→ **DIRECTIONS**: Return all lines where the word "finish" can be found.

====== INFORMATION SHOWN

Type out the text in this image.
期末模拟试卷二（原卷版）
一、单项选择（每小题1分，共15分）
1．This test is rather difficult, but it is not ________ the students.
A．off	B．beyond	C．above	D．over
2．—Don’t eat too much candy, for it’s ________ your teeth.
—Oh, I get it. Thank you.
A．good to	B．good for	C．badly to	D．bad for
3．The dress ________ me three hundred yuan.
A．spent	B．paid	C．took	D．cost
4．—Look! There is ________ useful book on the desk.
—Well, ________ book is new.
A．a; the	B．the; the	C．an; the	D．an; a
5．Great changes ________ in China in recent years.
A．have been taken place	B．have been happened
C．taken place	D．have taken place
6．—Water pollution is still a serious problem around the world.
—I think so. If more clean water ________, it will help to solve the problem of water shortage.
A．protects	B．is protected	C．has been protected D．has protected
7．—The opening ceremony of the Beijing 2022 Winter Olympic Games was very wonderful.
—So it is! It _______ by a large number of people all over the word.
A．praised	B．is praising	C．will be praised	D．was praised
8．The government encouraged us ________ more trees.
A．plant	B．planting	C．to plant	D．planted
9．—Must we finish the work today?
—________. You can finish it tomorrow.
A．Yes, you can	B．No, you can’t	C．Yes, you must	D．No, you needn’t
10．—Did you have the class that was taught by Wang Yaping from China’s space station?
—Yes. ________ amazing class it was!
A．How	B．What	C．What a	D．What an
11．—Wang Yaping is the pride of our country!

============
====== INFORMATION SHOWN

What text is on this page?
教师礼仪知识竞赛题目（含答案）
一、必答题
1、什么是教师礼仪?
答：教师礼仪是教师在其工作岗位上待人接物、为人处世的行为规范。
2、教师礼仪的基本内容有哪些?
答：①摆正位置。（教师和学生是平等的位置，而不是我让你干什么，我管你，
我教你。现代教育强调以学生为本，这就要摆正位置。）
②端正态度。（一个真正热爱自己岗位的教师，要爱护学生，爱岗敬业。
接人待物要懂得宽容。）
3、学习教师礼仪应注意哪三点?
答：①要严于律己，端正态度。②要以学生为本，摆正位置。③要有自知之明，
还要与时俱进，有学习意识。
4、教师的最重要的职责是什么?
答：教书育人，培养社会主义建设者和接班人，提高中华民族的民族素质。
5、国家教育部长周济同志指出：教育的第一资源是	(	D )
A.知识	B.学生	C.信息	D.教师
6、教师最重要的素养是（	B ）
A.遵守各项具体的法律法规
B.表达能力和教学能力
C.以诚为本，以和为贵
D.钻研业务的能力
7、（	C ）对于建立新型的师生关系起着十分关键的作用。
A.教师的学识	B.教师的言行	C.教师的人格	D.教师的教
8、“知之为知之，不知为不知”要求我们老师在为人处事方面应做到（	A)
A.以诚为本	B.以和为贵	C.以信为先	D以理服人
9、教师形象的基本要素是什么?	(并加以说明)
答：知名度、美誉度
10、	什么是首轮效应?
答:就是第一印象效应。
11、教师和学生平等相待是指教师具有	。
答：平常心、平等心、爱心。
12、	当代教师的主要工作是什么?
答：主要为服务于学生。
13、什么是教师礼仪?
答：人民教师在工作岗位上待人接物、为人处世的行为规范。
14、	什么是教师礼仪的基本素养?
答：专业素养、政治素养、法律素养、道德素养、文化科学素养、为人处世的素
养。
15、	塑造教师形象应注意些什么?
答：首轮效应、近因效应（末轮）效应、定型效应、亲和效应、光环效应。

============
====== INFORMATION SHOWN

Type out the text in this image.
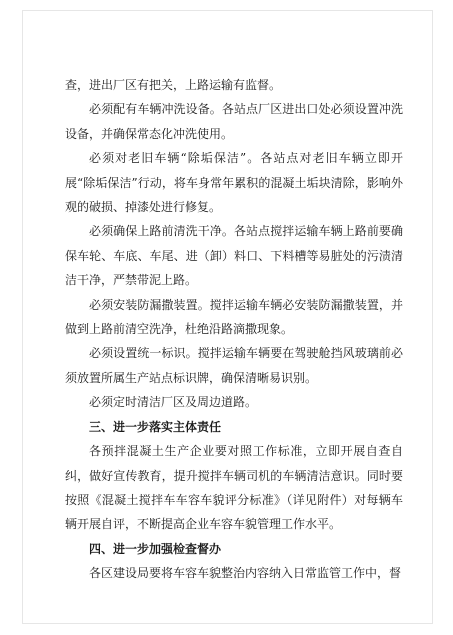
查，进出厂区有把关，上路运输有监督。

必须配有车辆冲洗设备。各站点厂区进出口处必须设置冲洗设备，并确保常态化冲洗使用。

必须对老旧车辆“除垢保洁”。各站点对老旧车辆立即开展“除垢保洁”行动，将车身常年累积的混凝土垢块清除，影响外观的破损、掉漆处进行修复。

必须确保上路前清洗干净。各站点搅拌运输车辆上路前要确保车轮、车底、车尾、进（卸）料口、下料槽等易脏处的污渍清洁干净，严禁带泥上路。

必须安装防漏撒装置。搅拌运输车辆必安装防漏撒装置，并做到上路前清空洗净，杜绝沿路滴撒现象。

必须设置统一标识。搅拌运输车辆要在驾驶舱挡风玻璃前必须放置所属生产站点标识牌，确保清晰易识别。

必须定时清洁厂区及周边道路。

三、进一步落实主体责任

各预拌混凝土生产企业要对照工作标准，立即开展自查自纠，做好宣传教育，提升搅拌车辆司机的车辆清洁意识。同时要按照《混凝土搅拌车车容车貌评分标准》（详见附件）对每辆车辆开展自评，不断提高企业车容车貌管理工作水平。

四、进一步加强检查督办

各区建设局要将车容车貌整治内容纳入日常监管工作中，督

============

→ **RESULT FOR THIS TASK**:
9．—Must we finish the work today?
—________. You can finish it tomorrow.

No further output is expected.